◆ Aim of the task ◆
Would you pull out every line of the material that contains the string "text"?

####################

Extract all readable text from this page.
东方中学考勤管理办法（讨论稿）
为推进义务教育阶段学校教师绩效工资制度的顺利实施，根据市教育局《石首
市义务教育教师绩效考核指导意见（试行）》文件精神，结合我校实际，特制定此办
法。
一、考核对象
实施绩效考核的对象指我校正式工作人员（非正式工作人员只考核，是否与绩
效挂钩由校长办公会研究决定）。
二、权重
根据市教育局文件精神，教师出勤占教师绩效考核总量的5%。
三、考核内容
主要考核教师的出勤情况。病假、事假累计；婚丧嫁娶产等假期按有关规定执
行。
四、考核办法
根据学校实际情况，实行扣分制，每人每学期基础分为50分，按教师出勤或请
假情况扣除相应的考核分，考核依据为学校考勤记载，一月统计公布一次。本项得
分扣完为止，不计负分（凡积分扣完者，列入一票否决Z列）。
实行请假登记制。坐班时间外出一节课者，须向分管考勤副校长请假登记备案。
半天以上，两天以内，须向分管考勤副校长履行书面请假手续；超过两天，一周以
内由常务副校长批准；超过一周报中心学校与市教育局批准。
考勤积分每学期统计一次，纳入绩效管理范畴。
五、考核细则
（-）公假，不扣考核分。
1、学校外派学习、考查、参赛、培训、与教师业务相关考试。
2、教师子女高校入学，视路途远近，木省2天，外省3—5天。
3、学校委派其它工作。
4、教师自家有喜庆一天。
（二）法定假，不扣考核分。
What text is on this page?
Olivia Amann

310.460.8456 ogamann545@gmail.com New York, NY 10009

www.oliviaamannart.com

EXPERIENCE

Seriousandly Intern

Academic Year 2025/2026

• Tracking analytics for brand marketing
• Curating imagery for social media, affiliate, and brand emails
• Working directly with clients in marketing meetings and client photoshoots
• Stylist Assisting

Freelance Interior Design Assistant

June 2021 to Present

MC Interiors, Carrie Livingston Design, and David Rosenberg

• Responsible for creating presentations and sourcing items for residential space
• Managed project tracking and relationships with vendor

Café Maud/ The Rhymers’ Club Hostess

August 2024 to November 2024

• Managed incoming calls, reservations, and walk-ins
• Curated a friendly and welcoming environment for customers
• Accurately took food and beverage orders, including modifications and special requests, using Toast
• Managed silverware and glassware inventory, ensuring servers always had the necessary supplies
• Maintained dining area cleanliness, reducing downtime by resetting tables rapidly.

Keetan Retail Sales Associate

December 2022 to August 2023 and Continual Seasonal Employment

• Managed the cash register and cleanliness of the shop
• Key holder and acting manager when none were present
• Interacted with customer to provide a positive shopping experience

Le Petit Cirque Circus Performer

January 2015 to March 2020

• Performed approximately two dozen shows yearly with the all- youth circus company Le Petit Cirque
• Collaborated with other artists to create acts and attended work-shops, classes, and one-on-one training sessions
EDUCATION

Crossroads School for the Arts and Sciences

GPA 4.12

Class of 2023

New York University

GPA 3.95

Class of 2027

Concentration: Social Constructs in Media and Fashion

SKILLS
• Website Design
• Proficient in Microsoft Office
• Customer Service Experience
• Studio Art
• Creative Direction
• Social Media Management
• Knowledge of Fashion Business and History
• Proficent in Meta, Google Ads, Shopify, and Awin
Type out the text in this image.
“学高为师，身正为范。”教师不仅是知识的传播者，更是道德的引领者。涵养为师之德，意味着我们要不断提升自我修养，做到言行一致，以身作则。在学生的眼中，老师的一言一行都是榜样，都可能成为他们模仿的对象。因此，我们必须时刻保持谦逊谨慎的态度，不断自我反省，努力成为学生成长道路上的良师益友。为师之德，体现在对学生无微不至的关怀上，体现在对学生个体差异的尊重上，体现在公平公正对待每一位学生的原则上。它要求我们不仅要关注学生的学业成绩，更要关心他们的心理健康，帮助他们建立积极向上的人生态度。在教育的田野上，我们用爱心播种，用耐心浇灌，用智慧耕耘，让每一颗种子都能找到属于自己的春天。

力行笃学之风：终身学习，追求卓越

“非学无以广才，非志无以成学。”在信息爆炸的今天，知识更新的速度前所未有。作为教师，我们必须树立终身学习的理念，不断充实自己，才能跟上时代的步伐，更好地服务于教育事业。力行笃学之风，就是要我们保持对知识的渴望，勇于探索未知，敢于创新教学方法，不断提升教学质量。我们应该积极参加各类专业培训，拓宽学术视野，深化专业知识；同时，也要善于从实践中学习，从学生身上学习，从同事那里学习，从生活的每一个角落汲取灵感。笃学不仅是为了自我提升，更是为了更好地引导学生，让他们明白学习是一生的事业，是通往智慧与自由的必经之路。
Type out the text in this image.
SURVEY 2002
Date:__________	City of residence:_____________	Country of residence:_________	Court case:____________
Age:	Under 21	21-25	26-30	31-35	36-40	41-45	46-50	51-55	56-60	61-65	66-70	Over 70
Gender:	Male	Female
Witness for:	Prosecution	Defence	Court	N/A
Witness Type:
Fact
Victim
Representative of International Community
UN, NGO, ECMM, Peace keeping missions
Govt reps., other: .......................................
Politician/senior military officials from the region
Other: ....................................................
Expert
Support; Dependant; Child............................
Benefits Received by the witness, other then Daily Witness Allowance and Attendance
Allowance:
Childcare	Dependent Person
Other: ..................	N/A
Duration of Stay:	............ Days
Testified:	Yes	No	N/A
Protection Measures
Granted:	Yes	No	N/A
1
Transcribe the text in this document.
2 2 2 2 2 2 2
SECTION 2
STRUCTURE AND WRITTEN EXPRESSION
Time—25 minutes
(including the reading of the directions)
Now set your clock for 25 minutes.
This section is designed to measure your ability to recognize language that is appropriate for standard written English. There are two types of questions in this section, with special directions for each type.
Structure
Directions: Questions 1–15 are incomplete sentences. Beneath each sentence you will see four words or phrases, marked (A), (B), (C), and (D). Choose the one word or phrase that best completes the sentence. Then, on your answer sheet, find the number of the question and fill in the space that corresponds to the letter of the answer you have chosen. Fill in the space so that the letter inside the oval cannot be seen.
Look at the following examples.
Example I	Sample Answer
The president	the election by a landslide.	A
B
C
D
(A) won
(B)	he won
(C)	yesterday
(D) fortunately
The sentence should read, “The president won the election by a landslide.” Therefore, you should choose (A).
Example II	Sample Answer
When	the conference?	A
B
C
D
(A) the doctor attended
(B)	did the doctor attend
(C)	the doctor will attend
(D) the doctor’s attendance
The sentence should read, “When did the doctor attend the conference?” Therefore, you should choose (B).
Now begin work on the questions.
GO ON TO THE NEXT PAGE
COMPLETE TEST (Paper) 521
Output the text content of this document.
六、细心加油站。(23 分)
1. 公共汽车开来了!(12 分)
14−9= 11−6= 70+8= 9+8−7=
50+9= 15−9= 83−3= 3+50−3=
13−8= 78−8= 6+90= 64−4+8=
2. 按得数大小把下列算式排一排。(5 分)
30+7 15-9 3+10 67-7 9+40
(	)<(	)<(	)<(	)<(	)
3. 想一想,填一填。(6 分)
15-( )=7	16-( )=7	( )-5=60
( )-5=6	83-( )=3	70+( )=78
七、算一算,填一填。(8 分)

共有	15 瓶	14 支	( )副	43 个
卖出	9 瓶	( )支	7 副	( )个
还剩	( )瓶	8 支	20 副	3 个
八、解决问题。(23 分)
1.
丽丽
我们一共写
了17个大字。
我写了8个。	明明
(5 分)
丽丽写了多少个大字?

####################

◆ Result ◆
Extract all readable text from this page.
What text is on this page?
Type out the text in this image.
Type out the text in this image.
Transcribe the text in this document.
Output the text content of this document.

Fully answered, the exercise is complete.